#### Supplied material
* * * * *

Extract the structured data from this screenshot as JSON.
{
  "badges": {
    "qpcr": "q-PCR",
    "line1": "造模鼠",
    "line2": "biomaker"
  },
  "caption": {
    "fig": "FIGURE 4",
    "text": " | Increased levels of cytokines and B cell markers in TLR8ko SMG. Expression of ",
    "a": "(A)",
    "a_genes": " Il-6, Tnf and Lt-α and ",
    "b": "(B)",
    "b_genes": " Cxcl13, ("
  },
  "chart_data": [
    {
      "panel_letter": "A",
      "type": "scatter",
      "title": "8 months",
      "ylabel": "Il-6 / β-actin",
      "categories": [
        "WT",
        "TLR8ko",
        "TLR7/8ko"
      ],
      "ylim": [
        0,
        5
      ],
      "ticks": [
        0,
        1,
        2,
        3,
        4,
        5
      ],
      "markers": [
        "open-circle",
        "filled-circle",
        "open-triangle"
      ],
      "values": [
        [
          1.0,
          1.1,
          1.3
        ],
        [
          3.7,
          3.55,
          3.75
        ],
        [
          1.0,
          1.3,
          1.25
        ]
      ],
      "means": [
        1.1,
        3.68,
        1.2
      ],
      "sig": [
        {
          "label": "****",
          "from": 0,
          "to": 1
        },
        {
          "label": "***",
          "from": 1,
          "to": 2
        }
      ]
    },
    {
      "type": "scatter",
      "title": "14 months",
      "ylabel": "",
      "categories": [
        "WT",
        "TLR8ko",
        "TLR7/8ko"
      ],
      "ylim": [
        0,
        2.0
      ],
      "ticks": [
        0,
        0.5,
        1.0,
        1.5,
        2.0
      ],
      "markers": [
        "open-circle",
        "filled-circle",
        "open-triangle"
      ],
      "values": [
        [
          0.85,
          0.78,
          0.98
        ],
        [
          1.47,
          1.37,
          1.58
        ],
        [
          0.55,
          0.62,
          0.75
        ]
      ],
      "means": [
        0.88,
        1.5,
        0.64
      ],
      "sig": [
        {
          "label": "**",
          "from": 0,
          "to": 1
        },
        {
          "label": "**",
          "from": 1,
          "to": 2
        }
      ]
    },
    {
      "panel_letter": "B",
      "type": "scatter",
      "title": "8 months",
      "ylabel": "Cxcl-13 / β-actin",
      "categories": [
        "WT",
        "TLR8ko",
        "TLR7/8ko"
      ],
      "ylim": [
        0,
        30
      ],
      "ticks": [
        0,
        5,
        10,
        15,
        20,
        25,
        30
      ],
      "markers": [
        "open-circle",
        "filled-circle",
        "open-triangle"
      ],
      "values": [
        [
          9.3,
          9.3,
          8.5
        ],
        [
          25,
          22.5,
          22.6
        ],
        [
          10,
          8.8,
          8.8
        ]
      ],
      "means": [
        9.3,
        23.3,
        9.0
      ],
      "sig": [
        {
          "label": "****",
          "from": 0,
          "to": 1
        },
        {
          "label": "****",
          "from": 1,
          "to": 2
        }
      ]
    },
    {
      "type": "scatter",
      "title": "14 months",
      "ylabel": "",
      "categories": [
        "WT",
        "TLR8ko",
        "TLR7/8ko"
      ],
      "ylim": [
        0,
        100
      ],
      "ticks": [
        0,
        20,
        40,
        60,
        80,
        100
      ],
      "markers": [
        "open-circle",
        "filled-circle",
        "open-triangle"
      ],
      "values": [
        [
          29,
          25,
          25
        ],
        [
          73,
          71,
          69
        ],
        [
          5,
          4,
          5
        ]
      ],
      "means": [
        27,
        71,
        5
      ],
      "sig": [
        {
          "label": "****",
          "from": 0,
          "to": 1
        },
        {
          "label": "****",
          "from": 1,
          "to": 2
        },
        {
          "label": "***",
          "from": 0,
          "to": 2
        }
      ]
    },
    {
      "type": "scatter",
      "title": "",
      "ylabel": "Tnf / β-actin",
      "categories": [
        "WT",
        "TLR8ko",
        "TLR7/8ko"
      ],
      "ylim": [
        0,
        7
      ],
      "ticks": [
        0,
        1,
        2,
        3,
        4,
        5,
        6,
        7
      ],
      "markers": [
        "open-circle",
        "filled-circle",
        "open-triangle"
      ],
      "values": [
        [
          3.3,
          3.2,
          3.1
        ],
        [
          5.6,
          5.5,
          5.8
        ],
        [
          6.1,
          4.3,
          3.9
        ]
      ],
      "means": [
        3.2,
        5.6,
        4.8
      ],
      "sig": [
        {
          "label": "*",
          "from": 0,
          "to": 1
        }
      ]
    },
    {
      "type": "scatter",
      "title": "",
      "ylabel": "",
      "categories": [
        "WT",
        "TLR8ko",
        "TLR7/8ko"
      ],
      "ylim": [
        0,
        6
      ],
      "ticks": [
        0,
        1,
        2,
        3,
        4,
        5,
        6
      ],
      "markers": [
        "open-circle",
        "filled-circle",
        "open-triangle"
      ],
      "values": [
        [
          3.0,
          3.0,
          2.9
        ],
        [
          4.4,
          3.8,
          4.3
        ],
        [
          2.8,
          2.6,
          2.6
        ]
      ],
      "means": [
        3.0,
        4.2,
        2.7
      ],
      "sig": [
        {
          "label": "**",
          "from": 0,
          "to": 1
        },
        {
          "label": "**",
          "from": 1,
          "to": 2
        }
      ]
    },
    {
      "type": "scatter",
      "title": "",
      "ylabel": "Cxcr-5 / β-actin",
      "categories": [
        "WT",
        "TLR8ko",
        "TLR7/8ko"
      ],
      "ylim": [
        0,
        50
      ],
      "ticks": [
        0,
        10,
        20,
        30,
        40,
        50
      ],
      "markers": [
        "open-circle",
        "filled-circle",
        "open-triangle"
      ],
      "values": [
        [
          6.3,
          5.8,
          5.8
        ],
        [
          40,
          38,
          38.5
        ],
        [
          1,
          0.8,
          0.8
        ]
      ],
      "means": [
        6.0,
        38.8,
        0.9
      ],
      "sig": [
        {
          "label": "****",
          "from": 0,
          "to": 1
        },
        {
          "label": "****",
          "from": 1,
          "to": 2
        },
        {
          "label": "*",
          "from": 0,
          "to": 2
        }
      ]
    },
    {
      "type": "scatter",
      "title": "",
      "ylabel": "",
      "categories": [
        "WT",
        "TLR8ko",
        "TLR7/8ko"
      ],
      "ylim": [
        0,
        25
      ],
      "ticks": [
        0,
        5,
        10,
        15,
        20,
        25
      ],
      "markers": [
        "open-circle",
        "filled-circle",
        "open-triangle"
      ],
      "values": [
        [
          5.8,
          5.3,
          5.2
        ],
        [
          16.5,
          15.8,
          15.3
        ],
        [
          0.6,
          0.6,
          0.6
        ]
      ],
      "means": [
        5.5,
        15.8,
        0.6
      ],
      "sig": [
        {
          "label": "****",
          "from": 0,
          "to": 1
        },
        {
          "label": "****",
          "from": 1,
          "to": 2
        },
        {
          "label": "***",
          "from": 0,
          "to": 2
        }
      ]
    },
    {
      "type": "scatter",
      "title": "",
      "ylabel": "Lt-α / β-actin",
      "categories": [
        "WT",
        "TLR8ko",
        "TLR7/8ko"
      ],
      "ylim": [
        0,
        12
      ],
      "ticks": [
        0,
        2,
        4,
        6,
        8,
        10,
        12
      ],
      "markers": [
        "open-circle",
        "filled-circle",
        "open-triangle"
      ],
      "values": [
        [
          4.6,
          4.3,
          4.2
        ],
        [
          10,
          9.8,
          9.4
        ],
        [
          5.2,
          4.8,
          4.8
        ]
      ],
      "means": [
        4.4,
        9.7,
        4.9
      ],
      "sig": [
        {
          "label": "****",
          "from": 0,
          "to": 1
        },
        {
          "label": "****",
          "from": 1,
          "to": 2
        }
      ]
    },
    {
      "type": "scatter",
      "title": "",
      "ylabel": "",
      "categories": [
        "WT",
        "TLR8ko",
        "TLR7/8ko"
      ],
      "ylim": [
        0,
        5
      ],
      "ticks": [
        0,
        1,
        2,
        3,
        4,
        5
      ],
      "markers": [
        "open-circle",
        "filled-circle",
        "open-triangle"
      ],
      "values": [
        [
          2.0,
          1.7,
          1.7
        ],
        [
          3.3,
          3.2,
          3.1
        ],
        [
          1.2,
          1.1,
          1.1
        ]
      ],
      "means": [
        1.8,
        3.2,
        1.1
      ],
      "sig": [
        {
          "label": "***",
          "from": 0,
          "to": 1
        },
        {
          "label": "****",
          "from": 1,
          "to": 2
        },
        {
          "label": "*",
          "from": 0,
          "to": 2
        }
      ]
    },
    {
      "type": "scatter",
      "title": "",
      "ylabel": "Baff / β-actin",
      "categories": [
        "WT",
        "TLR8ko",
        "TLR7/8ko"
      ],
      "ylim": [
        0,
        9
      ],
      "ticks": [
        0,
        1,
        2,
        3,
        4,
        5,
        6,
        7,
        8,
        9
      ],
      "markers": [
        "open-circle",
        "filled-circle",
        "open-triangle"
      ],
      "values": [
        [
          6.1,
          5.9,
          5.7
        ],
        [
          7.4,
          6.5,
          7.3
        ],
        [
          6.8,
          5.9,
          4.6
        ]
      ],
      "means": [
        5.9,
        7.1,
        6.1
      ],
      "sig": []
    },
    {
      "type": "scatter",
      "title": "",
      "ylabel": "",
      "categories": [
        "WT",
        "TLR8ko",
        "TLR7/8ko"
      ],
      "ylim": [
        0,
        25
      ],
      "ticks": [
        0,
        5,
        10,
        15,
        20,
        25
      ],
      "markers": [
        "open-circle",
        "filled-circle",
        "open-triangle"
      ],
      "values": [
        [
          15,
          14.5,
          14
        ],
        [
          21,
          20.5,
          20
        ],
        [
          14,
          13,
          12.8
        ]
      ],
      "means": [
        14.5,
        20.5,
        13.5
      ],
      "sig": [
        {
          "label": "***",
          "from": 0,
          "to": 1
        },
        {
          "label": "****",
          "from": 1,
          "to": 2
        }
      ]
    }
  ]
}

* * * * *

#### Requirement
Find the number of lines in the listing that carry the word "actin". Only that figure should appear in the reply.

#### Output for this exercise
6